→ **Description of the task**
Filter out everything except lines holding "والقلب".

* * * * * * *

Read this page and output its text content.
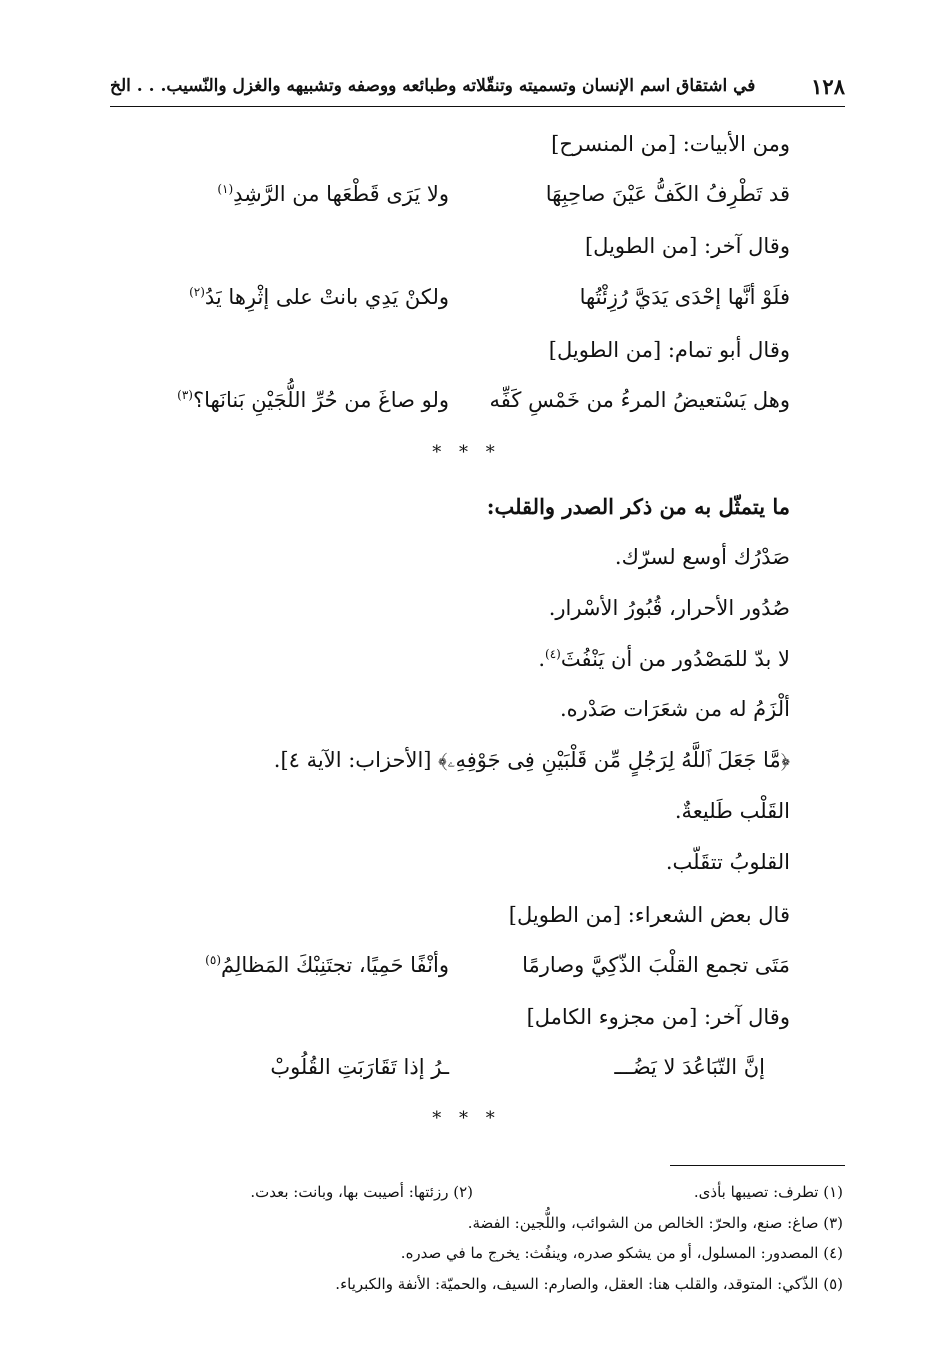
١٢٨
في اشتقاق اسم الإنسان وتسميته وتنقّلاته وطبائعه ووصفه وتشبيهه والغزل والنّسيب. . . الخ
ومن الأبيات: [من المنسرح]
قد تَطْرِفُ الكَفُّ عَيْنَ صاحِبِهَا
ولا يَرَى قَطْعَها من الرَّشِدِ$^{(١)}$
وقال آخر: [من الطويل]
فلَوْ أنَّها إحْدَى يَدَيَّ رُزِئْتُها
ولكنْ يَدِي بانتْ على إثْرِها يَدُ$^{(٢)}$
وقال أبو تمام: [من الطويل]
وهل يَسْتعيضُ المرءُ من خَمْسِ كَفِّه
ولو صاغَ من حُرِّ اللُّجَيْنِ بَنانَها؟$^{(٣)}$
* * *
ما يتمثّل به من ذكر الصدر والقلب:
صَدْرُك أوسع لسرّك.
صُدُور الأحرار، قُبُورُ الأسْرار.
لا بدّ للمَصْدُور من أن يَنْفُثَ$^{(٤)}$.
ألْزَمُ له من شعَرَات صَدْره.
﴿مَّا جَعَلَ ٱللَّهُ لِرَجُلٍ مِّن قَلْبَيْنِ فِى جَوْفِهِۦ﴾ [الأحزاب: الآية ٤].
القَلْب طَليعةٌ.
القلوبُ تتقَلّب.
قال بعض الشعراء: [من الطويل]
مَتَى تجمع القلْبَ الذّكِيَّ وصارمًا
وأنْفًا حَمِيًا، تجتَنِبْكَ المَظالِمُ$^{(٥)}$
وقال آخر: [من مجزوء الكامل]
إنَّ التّبَاعُدَ لا يَضُـــ
ـرُ إذا تَقَارَبَتِ القُلُوبْ
* * *
(١) تطرف: تصيبها بأذى.
(٢) رزئتها: أصيبت بها، وبانت: بعدت.
(٣) صاغ: صنع، والحرّ: الخالص من الشوائب، واللُّجين: الفضة.
(٤) المصدور: المسلول، أو من يشكو صدره، وينفُث: يخرج ما في صدره.
(٥) الذّكي: المتوقد، والقلب هنا: العقل، والصارم: السيف، والحميّة: الأنفة والكبرياء.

* * * * * * *

→ **Expected output**
ما يتمثّل به من ذكر الصدر والقلب:
(٥) الذّكي: المتوقد، والقلب هنا: العقل، والصارم: السيف، والحميّة: الأنفة والكبرياء.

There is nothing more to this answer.